— Start of AVAILABLE DATA —

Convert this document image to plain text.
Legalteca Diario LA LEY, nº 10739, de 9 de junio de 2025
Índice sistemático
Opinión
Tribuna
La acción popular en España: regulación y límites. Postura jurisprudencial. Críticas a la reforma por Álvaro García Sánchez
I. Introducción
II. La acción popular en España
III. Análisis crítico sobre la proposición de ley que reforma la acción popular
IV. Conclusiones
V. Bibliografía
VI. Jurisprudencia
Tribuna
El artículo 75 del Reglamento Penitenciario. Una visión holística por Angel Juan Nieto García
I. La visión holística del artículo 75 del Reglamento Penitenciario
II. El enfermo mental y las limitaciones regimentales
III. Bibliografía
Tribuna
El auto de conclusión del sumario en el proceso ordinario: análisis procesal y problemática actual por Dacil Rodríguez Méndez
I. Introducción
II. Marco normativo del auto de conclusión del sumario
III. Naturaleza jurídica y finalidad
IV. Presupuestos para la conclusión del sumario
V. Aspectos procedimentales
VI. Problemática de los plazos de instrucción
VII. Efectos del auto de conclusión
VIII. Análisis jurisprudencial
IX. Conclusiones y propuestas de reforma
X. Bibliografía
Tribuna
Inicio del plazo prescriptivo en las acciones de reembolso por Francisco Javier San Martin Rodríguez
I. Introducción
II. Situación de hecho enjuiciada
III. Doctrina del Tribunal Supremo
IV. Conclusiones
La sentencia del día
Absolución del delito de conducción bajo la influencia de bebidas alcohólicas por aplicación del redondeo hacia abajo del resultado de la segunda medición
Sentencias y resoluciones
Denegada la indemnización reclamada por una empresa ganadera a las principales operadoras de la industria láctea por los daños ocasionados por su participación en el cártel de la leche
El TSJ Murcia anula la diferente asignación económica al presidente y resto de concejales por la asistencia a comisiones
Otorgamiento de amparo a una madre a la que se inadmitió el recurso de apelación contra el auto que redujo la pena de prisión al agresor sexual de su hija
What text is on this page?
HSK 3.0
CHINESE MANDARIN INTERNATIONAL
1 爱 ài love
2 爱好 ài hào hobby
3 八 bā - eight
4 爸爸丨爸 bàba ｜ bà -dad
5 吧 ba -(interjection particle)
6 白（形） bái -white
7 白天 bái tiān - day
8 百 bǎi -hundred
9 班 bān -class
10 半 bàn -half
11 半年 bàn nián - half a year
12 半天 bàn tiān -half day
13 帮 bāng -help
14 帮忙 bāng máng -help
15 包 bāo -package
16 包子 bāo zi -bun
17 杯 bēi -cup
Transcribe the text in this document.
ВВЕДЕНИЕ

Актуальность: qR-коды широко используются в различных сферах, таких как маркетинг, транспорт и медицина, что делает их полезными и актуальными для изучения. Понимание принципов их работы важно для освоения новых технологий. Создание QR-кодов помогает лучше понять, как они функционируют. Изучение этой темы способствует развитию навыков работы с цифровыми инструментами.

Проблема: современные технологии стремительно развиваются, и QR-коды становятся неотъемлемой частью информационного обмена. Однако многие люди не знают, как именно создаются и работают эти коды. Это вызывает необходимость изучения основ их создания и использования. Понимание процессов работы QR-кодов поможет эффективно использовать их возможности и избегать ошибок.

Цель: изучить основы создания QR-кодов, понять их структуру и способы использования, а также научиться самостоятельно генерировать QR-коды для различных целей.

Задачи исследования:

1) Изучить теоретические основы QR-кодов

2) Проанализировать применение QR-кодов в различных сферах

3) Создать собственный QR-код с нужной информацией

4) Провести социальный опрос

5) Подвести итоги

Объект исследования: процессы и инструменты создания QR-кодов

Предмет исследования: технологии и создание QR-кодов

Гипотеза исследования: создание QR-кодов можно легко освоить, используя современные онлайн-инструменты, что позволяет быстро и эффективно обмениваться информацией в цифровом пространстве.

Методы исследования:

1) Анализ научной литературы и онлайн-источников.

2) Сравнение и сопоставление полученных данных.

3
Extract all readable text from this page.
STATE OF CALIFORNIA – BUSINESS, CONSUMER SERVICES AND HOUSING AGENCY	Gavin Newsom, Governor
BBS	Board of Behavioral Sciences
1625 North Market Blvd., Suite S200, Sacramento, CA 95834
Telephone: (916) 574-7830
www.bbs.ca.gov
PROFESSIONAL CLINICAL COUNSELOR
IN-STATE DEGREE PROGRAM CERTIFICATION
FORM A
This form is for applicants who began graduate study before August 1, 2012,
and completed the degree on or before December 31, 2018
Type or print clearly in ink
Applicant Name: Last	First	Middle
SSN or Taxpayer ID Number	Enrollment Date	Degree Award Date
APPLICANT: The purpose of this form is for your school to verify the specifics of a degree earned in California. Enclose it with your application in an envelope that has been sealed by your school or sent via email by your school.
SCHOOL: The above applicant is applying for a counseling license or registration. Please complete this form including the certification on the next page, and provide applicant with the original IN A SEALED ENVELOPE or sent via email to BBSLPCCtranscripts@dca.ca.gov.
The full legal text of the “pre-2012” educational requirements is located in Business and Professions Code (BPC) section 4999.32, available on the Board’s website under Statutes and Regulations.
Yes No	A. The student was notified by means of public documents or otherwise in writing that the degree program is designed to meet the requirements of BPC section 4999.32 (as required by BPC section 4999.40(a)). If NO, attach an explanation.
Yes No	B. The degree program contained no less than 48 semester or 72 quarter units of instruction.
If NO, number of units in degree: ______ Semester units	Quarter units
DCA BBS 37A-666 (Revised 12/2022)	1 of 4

— End of AVAILABLE DATA —

DIRECTIONS →
Which lines contain the word "коды"? Copy each of them.

ANSWER →
Актуальность: qR-коды широко используются в различных сферах, таких как маркетинг, транспорт и медицина, что делает их полезными и актуальными для изучения. Понимание принципов их работы важно для освоения новых технологий. Создание QR-кодов помогает лучше понять, как они функционируют. Изучение этой темы способствует развитию навыков работы с цифровыми инструментами.
Проблема: современные технологии стремительно развиваются, и QR-коды становятся неотъемлемой частью информационного обмена. Однако многие люди не знают, как именно создаются и работают эти коды. Это вызывает необходимость изучения основ их создания и использования. Понимание процессов работы QR-кодов поможет эффективно использовать их возможности и избегать ошибок.
Цель: изучить основы создания QR-кодов, понять их структуру и способы использования, а также научиться самостоятельно генерировать QR-коды для различных целей.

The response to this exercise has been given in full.